# Supplied records
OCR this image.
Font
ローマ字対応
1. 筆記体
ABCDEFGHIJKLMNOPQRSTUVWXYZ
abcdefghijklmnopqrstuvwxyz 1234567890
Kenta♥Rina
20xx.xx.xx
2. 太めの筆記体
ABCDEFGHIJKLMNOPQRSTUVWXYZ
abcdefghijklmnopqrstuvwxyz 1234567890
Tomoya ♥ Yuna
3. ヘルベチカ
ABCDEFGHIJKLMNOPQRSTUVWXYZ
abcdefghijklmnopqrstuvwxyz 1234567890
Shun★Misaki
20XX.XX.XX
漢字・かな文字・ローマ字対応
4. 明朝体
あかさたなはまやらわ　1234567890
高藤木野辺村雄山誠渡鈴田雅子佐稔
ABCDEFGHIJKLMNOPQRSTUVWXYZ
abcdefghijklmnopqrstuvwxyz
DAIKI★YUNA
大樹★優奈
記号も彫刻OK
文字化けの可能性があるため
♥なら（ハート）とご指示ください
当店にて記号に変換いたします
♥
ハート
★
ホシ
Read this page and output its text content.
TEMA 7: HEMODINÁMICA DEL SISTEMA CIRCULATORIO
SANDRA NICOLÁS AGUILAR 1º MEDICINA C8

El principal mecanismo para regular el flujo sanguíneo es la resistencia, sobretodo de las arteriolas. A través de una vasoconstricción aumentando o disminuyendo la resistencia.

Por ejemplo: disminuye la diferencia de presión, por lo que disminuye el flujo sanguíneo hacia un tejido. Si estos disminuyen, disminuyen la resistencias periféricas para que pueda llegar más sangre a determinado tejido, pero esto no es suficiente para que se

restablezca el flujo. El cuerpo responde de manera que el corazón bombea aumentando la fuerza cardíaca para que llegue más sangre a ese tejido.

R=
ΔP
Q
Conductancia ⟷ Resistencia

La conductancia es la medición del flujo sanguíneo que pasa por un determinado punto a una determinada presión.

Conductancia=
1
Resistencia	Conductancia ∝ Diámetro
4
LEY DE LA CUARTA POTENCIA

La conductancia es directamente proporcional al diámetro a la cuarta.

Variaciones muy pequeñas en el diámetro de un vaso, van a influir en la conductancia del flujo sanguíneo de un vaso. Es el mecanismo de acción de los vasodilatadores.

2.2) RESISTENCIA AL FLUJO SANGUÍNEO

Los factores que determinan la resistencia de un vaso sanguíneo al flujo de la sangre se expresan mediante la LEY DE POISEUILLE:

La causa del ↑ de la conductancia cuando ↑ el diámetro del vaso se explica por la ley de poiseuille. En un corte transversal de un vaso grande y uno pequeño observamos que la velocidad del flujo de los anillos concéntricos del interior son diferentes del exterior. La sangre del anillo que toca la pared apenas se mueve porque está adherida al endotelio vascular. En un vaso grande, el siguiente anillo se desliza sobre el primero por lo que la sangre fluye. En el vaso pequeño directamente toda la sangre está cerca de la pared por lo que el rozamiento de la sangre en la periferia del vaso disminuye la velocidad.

# Exercise prompt
Repeat the data in its entirety, character for character.

# Output for this exercise
OCR this image.
Font
ローマ字対応
1. 筆記体
ABCDEFGHIJKLMNOPQRSTUVWXYZ
abcdefghijklmnopqrstuvwxyz 1234567890
Kenta♥Rina
20xx.xx.xx
2. 太めの筆記体
ABCDEFGHIJKLMNOPQRSTUVWXYZ
abcdefghijklmnopqrstuvwxyz 1234567890
Tomoya ♥ Yuna
3. ヘルベチカ
ABCDEFGHIJKLMNOPQRSTUVWXYZ
abcdefghijklmnopqrstuvwxyz 1234567890
Shun★Misaki
20XX.XX.XX
漢字・かな文字・ローマ字対応
4. 明朝体
あかさたなはまやらわ　1234567890
高藤木野辺村雄山誠渡鈴田雅子佐稔
ABCDEFGHIJKLMNOPQRSTUVWXYZ
abcdefghijklmnopqrstuvwxyz
DAIKI★YUNA
大樹★優奈
記号も彫刻OK
文字化けの可能性があるため
♥なら（ハート）とご指示ください
当店にて記号に変換いたします
♥
ハート
★
ホシ
Read this page and output its text content.
TEMA 7: HEMODINÁMICA DEL SISTEMA CIRCULATORIO
SANDRA NICOLÁS AGUILAR 1º MEDICINA C8

El principal mecanismo para regular el flujo sanguíneo es la resistencia, sobretodo de las arteriolas. A través de una vasoconstricción aumentando o disminuyendo la resistencia.

Por ejemplo: disminuye la diferencia de presión, por lo que disminuye el flujo sanguíneo hacia un tejido. Si estos disminuyen, disminuyen la resistencias periféricas para que pueda llegar más sangre a determinado tejido, pero esto no es suficiente para que se

restablezca el flujo. El cuerpo responde de manera que el corazón bombea aumentando la fuerza cardíaca para que llegue más sangre a ese tejido.

R=
ΔP
Q
Conductancia ⟷ Resistencia

La conductancia es la medición del flujo sanguíneo que pasa por un determinado punto a una determinada presión.

Conductancia=
1
Resistencia	Conductancia ∝ Diámetro
4
LEY DE LA CUARTA POTENCIA

La conductancia es directamente proporcional al diámetro a la cuarta.

Variaciones muy pequeñas en el diámetro de un vaso, van a influir en la conductancia del flujo sanguíneo de un vaso. Es el mecanismo de acción de los vasodilatadores.

2.2) RESISTENCIA AL FLUJO SANGUÍNEO

Los factores que determinan la resistencia de un vaso sanguíneo al flujo de la sangre se expresan mediante la LEY DE POISEUILLE:

La causa del ↑ de la conductancia cuando ↑ el diámetro del vaso se explica por la ley de poiseuille. En un corte transversal de un vaso grande y uno pequeño observamos que la velocidad del flujo de los anillos concéntricos del interior son diferentes del exterior. La sangre del anillo que toca la pared apenas se mueve porque está adherida al endotelio vascular. En un vaso grande, el siguiente anillo se desliza sobre el primero por lo que la sangre fluye. En el vaso pequeño directamente toda la sangre está cerca de la pared por lo que el rozamiento de la sangre en la periferia del vaso disminuye la velocidad.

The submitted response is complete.